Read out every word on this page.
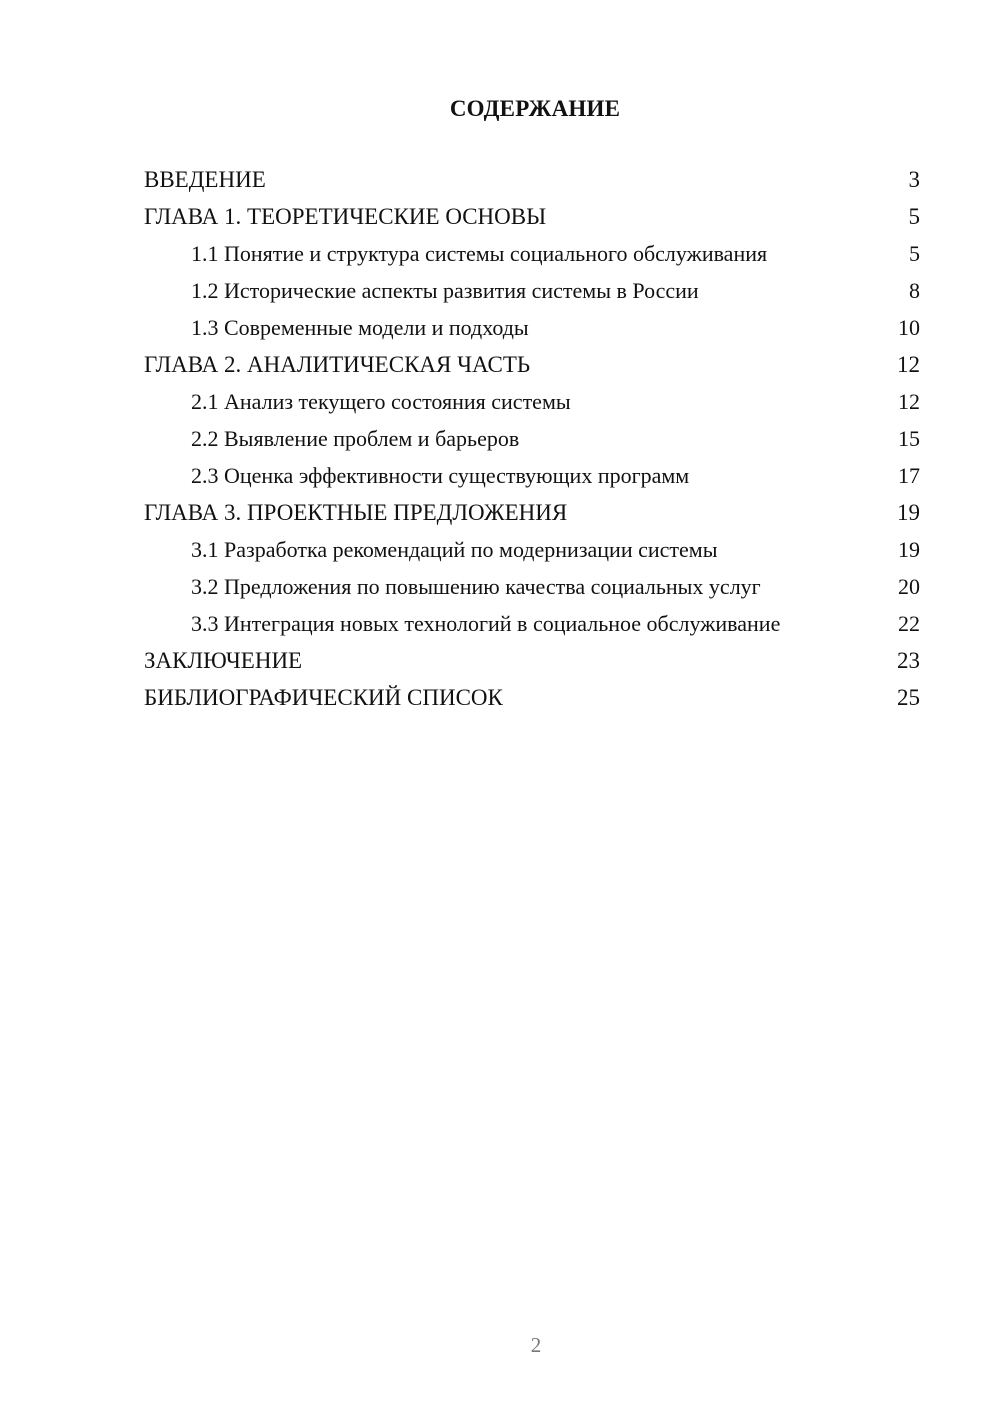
СОДЕРЖАНИЕ
ВВЕДЕНИЕ	3
ГЛАВА 1. ТЕОРЕТИЧЕСКИЕ ОСНОВЫ	5
1.1 Понятие и структура системы социального обслуживания	5
1.2 Исторические аспекты развития системы в России	8
1.3 Современные модели и подходы	10
ГЛАВА 2. АНАЛИТИЧЕСКАЯ ЧАСТЬ	12
2.1 Анализ текущего состояния системы	12
2.2 Выявление проблем и барьеров	15
2.3 Оценка эффективности существующих программ	17
ГЛАВА 3. ПРОЕКТНЫЕ ПРЕДЛОЖЕНИЯ	19
3.1 Разработка рекомендаций по модернизации системы	19
3.2 Предложения по повышению качества социальных услуг	20
3.3 Интеграция новых технологий в социальное обслуживание	22
ЗАКЛЮЧЕНИЕ	23
БИБЛИОГРАФИЧЕСКИЙ СПИСОК	25
2
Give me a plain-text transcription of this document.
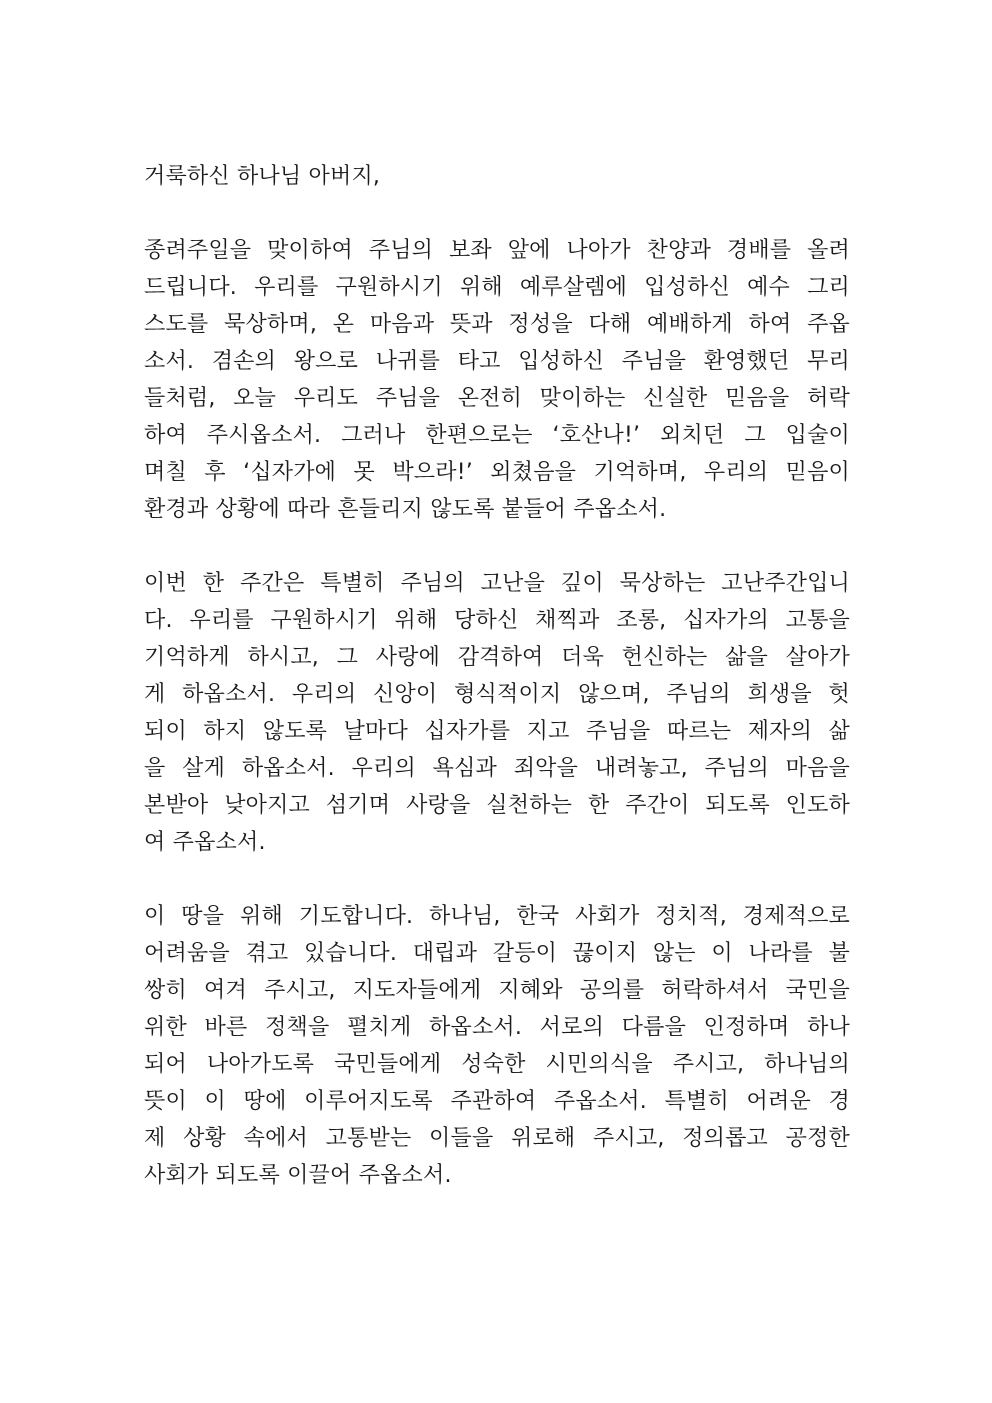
거룩하신 하나님 아버지,
종려주일을 맞이하여 주님의 보좌 앞에 나아가 찬양과 경배를 올려
드립니다. 우리를 구원하시기 위해 예루살렘에 입성하신 예수 그리
스도를 묵상하며, 온 마음과 뜻과 정성을 다해 예배하게 하여 주옵
소서. 겸손의 왕으로 나귀를 타고 입성하신 주님을 환영했던 무리
들처럼, 오늘 우리도 주님을 온전히 맞이하는 신실한 믿음을 허락
하여 주시옵소서. 그러나 한편으로는 ‘호산나!’ 외치던 그 입술이
며칠 후 ‘십자가에 못 박으라!’ 외쳤음을 기억하며, 우리의 믿음이
환경과 상황에 따라 흔들리지 않도록 붙들어 주옵소서.
이번 한 주간은 특별히 주님의 고난을 깊이 묵상하는 고난주간입니
다. 우리를 구원하시기 위해 당하신 채찍과 조롱, 십자가의 고통을
기억하게 하시고, 그 사랑에 감격하여 더욱 헌신하는 삶을 살아가
게 하옵소서. 우리의 신앙이 형식적이지 않으며, 주님의 희생을 헛
되이 하지 않도록 날마다 십자가를 지고 주님을 따르는 제자의 삶
을 살게 하옵소서. 우리의 욕심과 죄악을 내려놓고, 주님의 마음을
본받아 낮아지고 섬기며 사랑을 실천하는 한 주간이 되도록 인도하
여 주옵소서.
이 땅을 위해 기도합니다. 하나님, 한국 사회가 정치적, 경제적으로
어려움을 겪고 있습니다. 대립과 갈등이 끊이지 않는 이 나라를 불
쌍히 여겨 주시고, 지도자들에게 지혜와 공의를 허락하셔서 국민을
위한 바른 정책을 펼치게 하옵소서. 서로의 다름을 인정하며 하나
되어 나아가도록 국민들에게 성숙한 시민의식을 주시고, 하나님의
뜻이 이 땅에 이루어지도록 주관하여 주옵소서. 특별히 어려운 경
제 상황 속에서 고통받는 이들을 위로해 주시고, 정의롭고 공정한
사회가 되도록 이끌어 주옵소서.
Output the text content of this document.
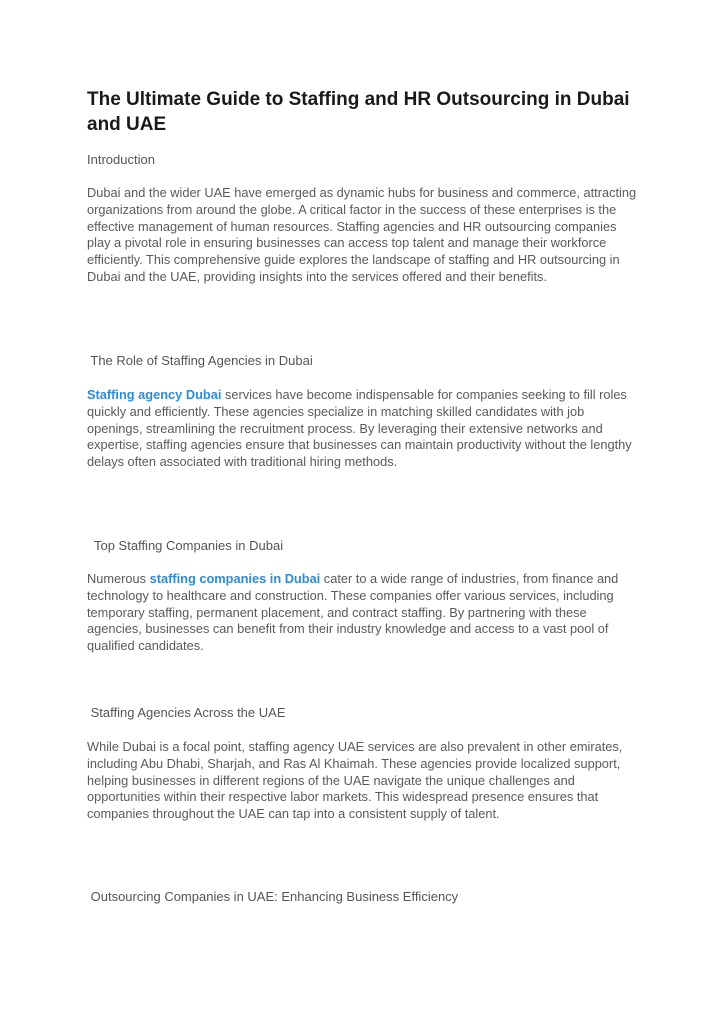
The Ultimate Guide to Staffing and HR Outsourcing in Dubai and UAE

Introduction

Dubai and the wider UAE have emerged as dynamic hubs for business and commerce, attracting organizations from around the globe. A critical factor in the success of these enterprises is the effective management of human resources. Staffing agencies and HR outsourcing companies play a pivotal role in ensuring businesses can access top talent and manage their workforce efficiently. This comprehensive guide explores the landscape of staffing and HR outsourcing in Dubai and the UAE, providing insights into the services offered and their benefits.

The Role of Staffing Agencies in Dubai

Staffing agency Dubai services have become indispensable for companies seeking to fill roles quickly and efficiently. These agencies specialize in matching skilled candidates with job openings, streamlining the recruitment process. By leveraging their extensive networks and expertise, staffing agencies ensure that businesses can maintain productivity without the lengthy delays often associated with traditional hiring methods.

Top Staffing Companies in Dubai

Numerous staffing companies in Dubai cater to a wide range of industries, from finance and technology to healthcare and construction. These companies offer various services, including temporary staffing, permanent placement, and contract staffing. By partnering with these agencies, businesses can benefit from their industry knowledge and access to a vast pool of qualified candidates.

Staffing Agencies Across the UAE

While Dubai is a focal point, staffing agency UAE services are also prevalent in other emirates, including Abu Dhabi, Sharjah, and Ras Al Khaimah. These agencies provide localized support, helping businesses in different regions of the UAE navigate the unique challenges and opportunities within their respective labor markets. This widespread presence ensures that companies throughout the UAE can tap into a consistent supply of talent.

Outsourcing Companies in UAE: Enhancing Business Efficiency
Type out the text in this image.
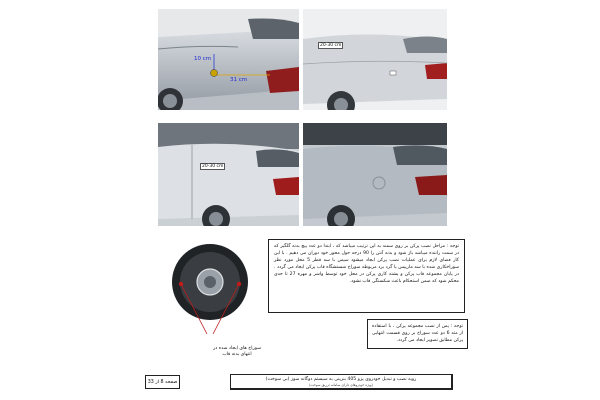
10 cm
31 cm
20-30 cm
20-30 cm
سوراخ های ایجاد شده در انتهای بدنه قاب
توجه : مراحل نصب پرکن بر روی سمند به این ترتیب میباشد که ، ابتدا دو عدد پیچ بدنه گلگیر که در سمت راننده میباشد باز شود و بدنه آنتن را 90 درجه حول محور خود دوران می دهیم . با این کار فضای لازم برای عملیات نصب پرکن ایجاد میشود سپس با سه قطر 5 محل مورد نظر سوراخکاری شده با سه مارپیس یا گرد برد مربوطه سوراخ شستشگاه قاب پرکن ایجاد می گردد . در پایان مجموعه قاب پرکن و پشته کاری پرکن در محل خود توسط واشر و مهره 27 تا حدی محکم شود که ضمن استحکام باعث شکستگی قاب نشود.
توجه : پس از نصب مجموعه پرکن ، با استفاده از مته 6 دو عدد سوراخ بر روی قسمت انتهایی پرکن مطابق تصویر ایجاد می گردد.
صفحه 8 از 33
رویه نصب و تبدیل خودروی پژو 405 بنزینی به سیستم دوگانه سوز (بی سوخت)
(ویژه خودروهای دارای سامانه تزریق سوخت)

----------

• [Task to carry out]
Print out every entry above without changing a word, and leave out the pictures.

• [Expected answer]
Read out every word on this page.
СОДЕРЖАНИЕ
ВВЕДЕНИЕ	3
ГЛАВА 1. ТЕОРЕТИЧЕСКИЕ ОСНОВЫ	5
1.1 Понятие и структура системы социального обслуживания	5
1.2 Исторические аспекты развития системы в России	8
1.3 Современные модели и подходы	10
ГЛАВА 2. АНАЛИТИЧЕСКАЯ ЧАСТЬ	12
2.1 Анализ текущего состояния системы	12
2.2 Выявление проблем и барьеров	15
2.3 Оценка эффективности существующих программ	17
ГЛАВА 3. ПРОЕКТНЫЕ ПРЕДЛОЖЕНИЯ	19
3.1 Разработка рекомендаций по модернизации системы	19
3.2 Предложения по повышению качества социальных услуг	20
3.3 Интеграция новых технологий в социальное обслуживание	22
ЗАКЛЮЧЕНИЕ	23
БИБЛИОГРАФИЧЕСКИЙ СПИСОК	25
2
Give me a plain-text transcription of this document.
거룩하신 하나님 아버지,
종려주일을 맞이하여 주님의 보좌 앞에 나아가 찬양과 경배를 올려
드립니다. 우리를 구원하시기 위해 예루살렘에 입성하신 예수 그리
스도를 묵상하며, 온 마음과 뜻과 정성을 다해 예배하게 하여 주옵
소서. 겸손의 왕으로 나귀를 타고 입성하신 주님을 환영했던 무리
들처럼, 오늘 우리도 주님을 온전히 맞이하는 신실한 믿음을 허락
하여 주시옵소서. 그러나 한편으로는 ‘호산나!’ 외치던 그 입술이
며칠 후 ‘십자가에 못 박으라!’ 외쳤음을 기억하며, 우리의 믿음이
환경과 상황에 따라 흔들리지 않도록 붙들어 주옵소서.
이번 한 주간은 특별히 주님의 고난을 깊이 묵상하는 고난주간입니
다. 우리를 구원하시기 위해 당하신 채찍과 조롱, 십자가의 고통을
기억하게 하시고, 그 사랑에 감격하여 더욱 헌신하는 삶을 살아가
게 하옵소서. 우리의 신앙이 형식적이지 않으며, 주님의 희생을 헛
되이 하지 않도록 날마다 십자가를 지고 주님을 따르는 제자의 삶
을 살게 하옵소서. 우리의 욕심과 죄악을 내려놓고, 주님의 마음을
본받아 낮아지고 섬기며 사랑을 실천하는 한 주간이 되도록 인도하
여 주옵소서.
이 땅을 위해 기도합니다. 하나님, 한국 사회가 정치적, 경제적으로
어려움을 겪고 있습니다. 대립과 갈등이 끊이지 않는 이 나라를 불
쌍히 여겨 주시고, 지도자들에게 지혜와 공의를 허락하셔서 국민을
위한 바른 정책을 펼치게 하옵소서. 서로의 다름을 인정하며 하나
되어 나아가도록 국민들에게 성숙한 시민의식을 주시고, 하나님의
뜻이 이 땅에 이루어지도록 주관하여 주옵소서. 특별히 어려운 경
제 상황 속에서 고통받는 이들을 위로해 주시고, 정의롭고 공정한
사회가 되도록 이끌어 주옵소서.
Output the text content of this document.
The Ultimate Guide to Staffing and HR Outsourcing in Dubai and UAE

Introduction

Dubai and the wider UAE have emerged as dynamic hubs for business and commerce, attracting organizations from around the globe. A critical factor in the success of these enterprises is the effective management of human resources. Staffing agencies and HR outsourcing companies play a pivotal role in ensuring businesses can access top talent and manage their workforce efficiently. This comprehensive guide explores the landscape of staffing and HR outsourcing in Dubai and the UAE, providing insights into the services offered and their benefits.

The Role of Staffing Agencies in Dubai

Staffing agency Dubai services have become indispensable for companies seeking to fill roles quickly and efficiently. These agencies specialize in matching skilled candidates with job openings, streamlining the recruitment process. By leveraging their extensive networks and expertise, staffing agencies ensure that businesses can maintain productivity without the lengthy delays often associated with traditional hiring methods.

Top Staffing Companies in Dubai

Numerous staffing companies in Dubai cater to a wide range of industries, from finance and technology to healthcare and construction. These companies offer various services, including temporary staffing, permanent placement, and contract staffing. By partnering with these agencies, businesses can benefit from their industry knowledge and access to a vast pool of qualified candidates.

Staffing Agencies Across the UAE

While Dubai is a focal point, staffing agency UAE services are also prevalent in other emirates, including Abu Dhabi, Sharjah, and Ras Al Khaimah. These agencies provide localized support, helping businesses in different regions of the UAE navigate the unique challenges and opportunities within their respective labor markets. This widespread presence ensures that companies throughout the UAE can tap into a consistent supply of talent.

Outsourcing Companies in UAE: Enhancing Business Efficiency
Type out the text in this image.
10 cm
31 cm
20-30 cm
20-30 cm
سوراخ های ایجاد شده در انتهای بدنه قاب
توجه : مراحل نصب پرکن بر روی سمند به این ترتیب میباشد که ، ابتدا دو عدد پیچ بدنه گلگیر که در سمت راننده میباشد باز شود و بدنه آنتن را 90 درجه حول محور خود دوران می دهیم . با این کار فضای لازم برای عملیات نصب پرکن ایجاد میشود سپس با سه قطر 5 محل مورد نظر سوراخکاری شده با سه مارپیس یا گرد برد مربوطه سوراخ شستشگاه قاب پرکن ایجاد می گردد . در پایان مجموعه قاب پرکن و پشته کاری پرکن در محل خود توسط واشر و مهره 27 تا حدی محکم شود که ضمن استحکام باعث شکستگی قاب نشود.
توجه : پس از نصب مجموعه پرکن ، با استفاده از مته 6 دو عدد سوراخ بر روی قسمت انتهایی پرکن مطابق تصویر ایجاد می گردد.
صفحه 8 از 33
رویه نصب و تبدیل خودروی پژو 405 بنزینی به سیستم دوگانه سوز (بی سوخت)
(ویژه خودروهای دارای سامانه تزریق سوخت)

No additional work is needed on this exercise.